PAGE EXTRACT:
........

About the poem: “The Road Not Taken” was published in the year 1916 as the first poem in the collection of poetry by Robert Frost entitled Mountain Interval. Frost spent the years 1912 to 1915 in England. At this time, he was very close with the writer Edward Thomas. Thomas and Frost are said to have enjoyed taking many walks together then. After Frost returned to New Hampshire in 1915, he sent Thomas an advance copy of “The Road Not Taken” for his perusal. The poem was meant to be read as a gentle mocking of indecision, particularly the indecision that Thomas had shown while walking with Frost. Frost later expressed chagrin that most audiences took the poem more seriously than he had intended. In fact, Thomas himself took it seriously and personally, and it provided the last straw in Thomas’ decision to enlist in World War I. Thomas was sadly killed the Battle of Arras two years later.

Frost’s biographer Lawrance Thompson has also said that the speaker of the poem is “one who habitually wastes energy in regretting any choice made: belatedly but wistfully he sighs over the attractive alternative rejected.” A case could certainly be made for the sigh being one of satisfaction, but given the critical support of the ‘regret’ analysis, it seems fair to say that this poem is about the human tendency to look back and attribute blame to minor events in one’s life, or to attribute more meaning to things than they may deserve.
The Road Not Taken Summary by Robert Frost
The poem consists of four stanzas. Each of these stanzas is again made up of five lines. Hence, the entire poem consists of twenty lines in total. “The Road Not Taken” is written in the first person. Hence, we can assume that the speaker of the poem is Frost himself.
1st stanza:
 Two roads diverged in a yellow wood,
And sorry I could not travel both
And be one traveler, long I stood
And looked down one as far as I could
To where it bent in the undergrowth;

In this stanza, the poet describes how he was walking along a trail through a forest where in the leaves of all the trees had turned yellow, and how in the course of this walk, he came across a junction where the trail divided into two paths. Being a single and lone traveller, the poet could not possibly travel along both of those paths, and had to choose one path to walk down instead. However, this was not an easy choice for Frost to make. For a long time, he stood at the junction and looked as far as his vision would reach down one of the two paths. His field of vision only allowed the poet to see the length of that path to the point at which it disappeared among a dense growth of shrubs and other plants along its way.

........

RECORDS SHOWN:
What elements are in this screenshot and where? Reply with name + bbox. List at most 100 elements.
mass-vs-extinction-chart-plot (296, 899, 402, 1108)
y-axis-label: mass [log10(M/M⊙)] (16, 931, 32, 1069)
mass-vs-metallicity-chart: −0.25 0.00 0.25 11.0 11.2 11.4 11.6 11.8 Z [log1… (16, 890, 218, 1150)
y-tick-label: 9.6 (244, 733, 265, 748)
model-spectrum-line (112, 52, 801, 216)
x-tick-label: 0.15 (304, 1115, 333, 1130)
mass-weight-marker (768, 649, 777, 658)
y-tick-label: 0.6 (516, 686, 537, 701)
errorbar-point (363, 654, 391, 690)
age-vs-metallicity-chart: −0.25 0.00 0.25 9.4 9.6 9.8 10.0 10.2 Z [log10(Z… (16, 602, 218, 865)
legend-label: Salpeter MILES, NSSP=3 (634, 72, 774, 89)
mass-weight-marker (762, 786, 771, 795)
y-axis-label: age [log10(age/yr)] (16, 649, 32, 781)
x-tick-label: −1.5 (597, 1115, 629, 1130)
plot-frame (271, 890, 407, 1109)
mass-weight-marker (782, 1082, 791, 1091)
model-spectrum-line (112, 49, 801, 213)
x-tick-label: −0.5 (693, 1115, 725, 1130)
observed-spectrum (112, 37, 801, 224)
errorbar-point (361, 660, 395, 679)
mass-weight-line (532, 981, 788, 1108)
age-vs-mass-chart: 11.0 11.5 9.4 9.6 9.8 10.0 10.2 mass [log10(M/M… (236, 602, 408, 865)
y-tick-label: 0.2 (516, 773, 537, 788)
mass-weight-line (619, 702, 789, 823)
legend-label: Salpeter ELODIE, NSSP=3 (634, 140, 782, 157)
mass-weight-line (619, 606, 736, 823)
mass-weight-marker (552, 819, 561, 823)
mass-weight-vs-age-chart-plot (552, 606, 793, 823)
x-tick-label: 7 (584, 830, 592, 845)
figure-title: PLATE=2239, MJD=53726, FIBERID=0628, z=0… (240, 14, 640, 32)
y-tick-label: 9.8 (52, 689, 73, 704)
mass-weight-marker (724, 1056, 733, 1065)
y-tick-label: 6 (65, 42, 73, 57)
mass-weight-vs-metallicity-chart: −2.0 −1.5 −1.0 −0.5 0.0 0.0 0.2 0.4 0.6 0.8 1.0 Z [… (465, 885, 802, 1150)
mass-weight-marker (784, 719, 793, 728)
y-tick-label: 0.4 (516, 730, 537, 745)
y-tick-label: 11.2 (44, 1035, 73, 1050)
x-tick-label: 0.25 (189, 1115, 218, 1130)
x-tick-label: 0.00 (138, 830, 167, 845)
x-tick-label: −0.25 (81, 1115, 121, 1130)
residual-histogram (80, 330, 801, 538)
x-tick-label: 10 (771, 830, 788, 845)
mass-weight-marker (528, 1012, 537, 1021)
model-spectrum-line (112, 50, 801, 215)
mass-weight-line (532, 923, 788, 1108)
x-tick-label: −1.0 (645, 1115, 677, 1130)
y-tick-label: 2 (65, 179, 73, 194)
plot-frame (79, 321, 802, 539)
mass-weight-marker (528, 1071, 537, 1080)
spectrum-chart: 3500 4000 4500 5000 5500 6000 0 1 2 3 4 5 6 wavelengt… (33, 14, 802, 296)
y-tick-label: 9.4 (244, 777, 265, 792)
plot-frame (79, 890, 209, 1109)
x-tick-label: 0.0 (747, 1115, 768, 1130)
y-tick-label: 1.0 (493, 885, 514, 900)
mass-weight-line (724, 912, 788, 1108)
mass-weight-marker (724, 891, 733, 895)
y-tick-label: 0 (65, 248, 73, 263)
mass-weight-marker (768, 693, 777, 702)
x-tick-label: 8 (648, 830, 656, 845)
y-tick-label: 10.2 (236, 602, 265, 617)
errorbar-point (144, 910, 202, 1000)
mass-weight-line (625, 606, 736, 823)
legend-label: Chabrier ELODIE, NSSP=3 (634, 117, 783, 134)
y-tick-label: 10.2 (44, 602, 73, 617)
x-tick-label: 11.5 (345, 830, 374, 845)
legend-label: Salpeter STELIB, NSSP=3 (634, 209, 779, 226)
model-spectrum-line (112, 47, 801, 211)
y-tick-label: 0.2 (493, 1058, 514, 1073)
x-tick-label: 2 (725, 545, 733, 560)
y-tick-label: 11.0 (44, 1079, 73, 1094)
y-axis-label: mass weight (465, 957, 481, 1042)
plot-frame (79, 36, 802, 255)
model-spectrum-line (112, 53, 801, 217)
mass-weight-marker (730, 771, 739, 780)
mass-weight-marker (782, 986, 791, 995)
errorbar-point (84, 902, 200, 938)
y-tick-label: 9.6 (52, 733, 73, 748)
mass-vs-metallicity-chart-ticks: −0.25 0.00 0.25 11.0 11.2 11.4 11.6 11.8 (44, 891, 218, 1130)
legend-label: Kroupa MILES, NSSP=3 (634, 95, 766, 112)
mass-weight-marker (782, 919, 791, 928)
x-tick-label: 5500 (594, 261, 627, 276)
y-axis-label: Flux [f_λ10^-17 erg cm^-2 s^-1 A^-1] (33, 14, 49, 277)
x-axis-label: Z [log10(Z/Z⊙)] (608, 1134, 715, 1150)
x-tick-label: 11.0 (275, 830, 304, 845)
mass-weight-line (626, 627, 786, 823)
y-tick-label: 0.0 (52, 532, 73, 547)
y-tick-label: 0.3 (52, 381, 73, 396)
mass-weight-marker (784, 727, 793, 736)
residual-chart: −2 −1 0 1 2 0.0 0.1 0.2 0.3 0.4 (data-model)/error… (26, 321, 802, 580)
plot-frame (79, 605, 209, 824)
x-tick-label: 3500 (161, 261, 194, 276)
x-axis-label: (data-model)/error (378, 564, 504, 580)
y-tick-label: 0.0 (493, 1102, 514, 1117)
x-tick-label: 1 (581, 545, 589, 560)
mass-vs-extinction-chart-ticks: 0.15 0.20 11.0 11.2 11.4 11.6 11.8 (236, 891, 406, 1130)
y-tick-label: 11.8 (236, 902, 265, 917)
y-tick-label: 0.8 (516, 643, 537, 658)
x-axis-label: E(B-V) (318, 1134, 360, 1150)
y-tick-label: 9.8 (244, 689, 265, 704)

........

GIVEN INSTRUCTION: Reproduce the part of the commentary on Frost's poem that begins with the words "The Road Not Taken Summary" and ends after "is Frost himself.". The data has no connection to the commentary on Frost's poem.

EXERCISE RESULT:
The Road Not Taken Summary by Robert Frost
The poem consists of four stanzas. Each of these stanzas is again made up of five lines. Hence, the entire poem consists of twenty lines in total. “The Road Not Taken” is written in the first person. Hence, we can assume that the speaker of the poem is Frost himself.